◆ **Record list**:
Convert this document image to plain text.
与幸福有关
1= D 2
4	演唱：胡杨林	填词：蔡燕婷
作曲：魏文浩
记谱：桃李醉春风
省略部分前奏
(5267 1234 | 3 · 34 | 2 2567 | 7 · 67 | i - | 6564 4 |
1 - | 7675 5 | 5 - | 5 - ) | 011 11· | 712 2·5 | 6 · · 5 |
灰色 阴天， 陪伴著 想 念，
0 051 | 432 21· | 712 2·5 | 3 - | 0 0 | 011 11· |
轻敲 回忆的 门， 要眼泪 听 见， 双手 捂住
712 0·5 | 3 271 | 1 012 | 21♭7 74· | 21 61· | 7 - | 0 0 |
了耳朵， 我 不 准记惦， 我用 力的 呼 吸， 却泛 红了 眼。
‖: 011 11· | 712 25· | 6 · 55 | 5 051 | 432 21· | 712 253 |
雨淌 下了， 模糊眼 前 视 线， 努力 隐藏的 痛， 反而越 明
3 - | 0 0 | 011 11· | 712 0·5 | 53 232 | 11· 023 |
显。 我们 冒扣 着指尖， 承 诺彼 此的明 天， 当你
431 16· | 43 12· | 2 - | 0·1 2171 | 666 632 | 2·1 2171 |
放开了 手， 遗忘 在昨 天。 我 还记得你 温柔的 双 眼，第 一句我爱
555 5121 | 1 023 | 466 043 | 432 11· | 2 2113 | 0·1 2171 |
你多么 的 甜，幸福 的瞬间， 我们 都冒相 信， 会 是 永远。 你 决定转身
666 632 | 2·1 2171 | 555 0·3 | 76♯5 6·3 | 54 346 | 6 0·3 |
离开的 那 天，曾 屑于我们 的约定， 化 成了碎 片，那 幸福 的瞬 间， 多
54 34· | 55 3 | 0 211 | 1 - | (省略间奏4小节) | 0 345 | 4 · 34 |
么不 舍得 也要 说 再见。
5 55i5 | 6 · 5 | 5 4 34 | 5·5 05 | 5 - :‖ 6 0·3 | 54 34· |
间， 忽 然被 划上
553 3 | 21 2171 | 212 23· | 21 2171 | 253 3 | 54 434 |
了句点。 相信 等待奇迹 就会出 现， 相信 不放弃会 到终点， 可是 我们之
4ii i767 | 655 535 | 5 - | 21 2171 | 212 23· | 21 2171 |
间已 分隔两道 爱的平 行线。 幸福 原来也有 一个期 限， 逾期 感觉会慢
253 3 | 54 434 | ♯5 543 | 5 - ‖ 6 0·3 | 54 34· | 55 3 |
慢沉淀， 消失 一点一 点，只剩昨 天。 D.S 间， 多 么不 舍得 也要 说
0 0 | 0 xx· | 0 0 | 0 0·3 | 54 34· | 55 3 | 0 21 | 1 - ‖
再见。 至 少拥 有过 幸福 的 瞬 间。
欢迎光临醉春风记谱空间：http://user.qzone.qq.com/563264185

◆ **Task details**: Give all the records again. Match them exactly.

◆ **The completed task**:
Convert this document image to plain text.
与幸福有关
1= D 2
4	演唱：胡杨林	填词：蔡燕婷
作曲：魏文浩
记谱：桃李醉春风
省略部分前奏
(5267 1234 | 3 · 34 | 2 2567 | 7 · 67 | i - | 6564 4 |
1 - | 7675 5 | 5 - | 5 - ) | 011 11· | 712 2·5 | 6 · · 5 |
灰色 阴天， 陪伴著 想 念，
0 051 | 432 21· | 712 2·5 | 3 - | 0 0 | 011 11· |
轻敲 回忆的 门， 要眼泪 听 见， 双手 捂住
712 0·5 | 3 271 | 1 012 | 21♭7 74· | 21 61· | 7 - | 0 0 |
了耳朵， 我 不 准记惦， 我用 力的 呼 吸， 却泛 红了 眼。
‖: 011 11· | 712 25· | 6 · 55 | 5 051 | 432 21· | 712 253 |
雨淌 下了， 模糊眼 前 视 线， 努力 隐藏的 痛， 反而越 明
3 - | 0 0 | 011 11· | 712 0·5 | 53 232 | 11· 023 |
显。 我们 冒扣 着指尖， 承 诺彼 此的明 天， 当你
431 16· | 43 12· | 2 - | 0·1 2171 | 666 632 | 2·1 2171 |
放开了 手， 遗忘 在昨 天。 我 还记得你 温柔的 双 眼，第 一句我爱
555 5121 | 1 023 | 466 043 | 432 11· | 2 2113 | 0·1 2171 |
你多么 的 甜，幸福 的瞬间， 我们 都冒相 信， 会 是 永远。 你 决定转身
666 632 | 2·1 2171 | 555 0·3 | 76♯5 6·3 | 54 346 | 6 0·3 |
离开的 那 天，曾 屑于我们 的约定， 化 成了碎 片，那 幸福 的瞬 间， 多
54 34· | 55 3 | 0 211 | 1 - | (省略间奏4小节) | 0 345 | 4 · 34 |
么不 舍得 也要 说 再见。
5 55i5 | 6 · 5 | 5 4 34 | 5·5 05 | 5 - :‖ 6 0·3 | 54 34· |
间， 忽 然被 划上
553 3 | 21 2171 | 212 23· | 21 2171 | 253 3 | 54 434 |
了句点。 相信 等待奇迹 就会出 现， 相信 不放弃会 到终点， 可是 我们之
4ii i767 | 655 535 | 5 - | 21 2171 | 212 23· | 21 2171 |
间已 分隔两道 爱的平 行线。 幸福 原来也有 一个期 限， 逾期 感觉会慢
253 3 | 54 434 | ♯5 543 | 5 - ‖ 6 0·3 | 54 34· | 55 3 |
慢沉淀， 消失 一点一 点，只剩昨 天。 D.S 间， 多 么不 舍得 也要 说
0 0 | 0 xx· | 0 0 | 0 0·3 | 54 34· | 55 3 | 0 21 | 1 - ‖
再见。 至 少拥 有过 幸福 的 瞬 间。
欢迎光临醉春风记谱空间：http://user.qzone.qq.com/563264185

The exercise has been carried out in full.